→ Set exercise
Give back every line exactly as it appears, pictures excluded.

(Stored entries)
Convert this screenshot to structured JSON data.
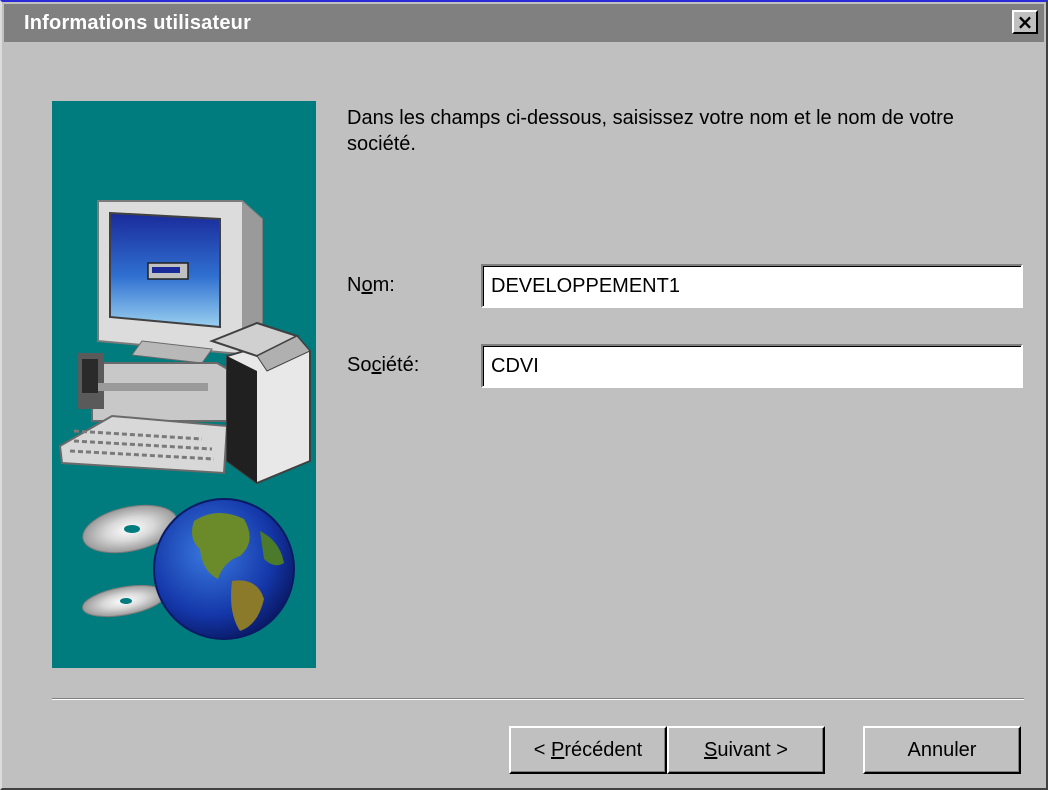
{
  "window": {
    "title": "Informations utilisateur",
    "close_label": "×"
  },
  "instruction": "Dans les champs ci-dessous, saisissez votre nom et le nom de votre société.",
  "fields": {
    "nom": {
      "label_pre": "N",
      "label_key": "o",
      "label_post": "m:",
      "value": "DEVELOPPEMENT1"
    },
    "societe": {
      "label_pre": "So",
      "label_key": "c",
      "label_post": "iété:",
      "value": "CDVI"
    }
  },
  "buttons": {
    "precedent": {
      "pre": "< ",
      "key": "P",
      "post": "récédent"
    },
    "suivant": {
      "pre": "",
      "key": "S",
      "post": "uivant >"
    },
    "annuler": {
      "label": "Annuler"
    }
  },
  "colors": {
    "title_bar": "#808080",
    "dialog_bg": "#c0c0c0",
    "illustration_bg": "#007b7e"
  },
  "icons": {
    "illustration": "computer-with-box-globe-and-cds"
  }
}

→ Solution to this problem
Convert this screenshot to structured JSON data.
{
  "window": {
    "title": "Informations utilisateur",
    "close_label": "×"
  },
  "instruction": "Dans les champs ci-dessous, saisissez votre nom et le nom de votre société.",
  "fields": {
    "nom": {
      "label_pre": "N",
      "label_key": "o",
      "label_post": "m:",
      "value": "DEVELOPPEMENT1"
    },
    "societe": {
      "label_pre": "So",
      "label_key": "c",
      "label_post": "iété:",
      "value": "CDVI"
    }
  },
  "buttons": {
    "precedent": {
      "pre": "< ",
      "key": "P",
      "post": "récédent"
    },
    "suivant": {
      "pre": "",
      "key": "S",
      "post": "uivant >"
    },
    "annuler": {
      "label": "Annuler"
    }
  },
  "colors": {
    "title_bar": "#808080",
    "dialog_bg": "#c0c0c0",
    "illustration_bg": "#007b7e"
  },
  "icons": {
    "illustration": "computer-with-box-globe-and-cds"
  }
}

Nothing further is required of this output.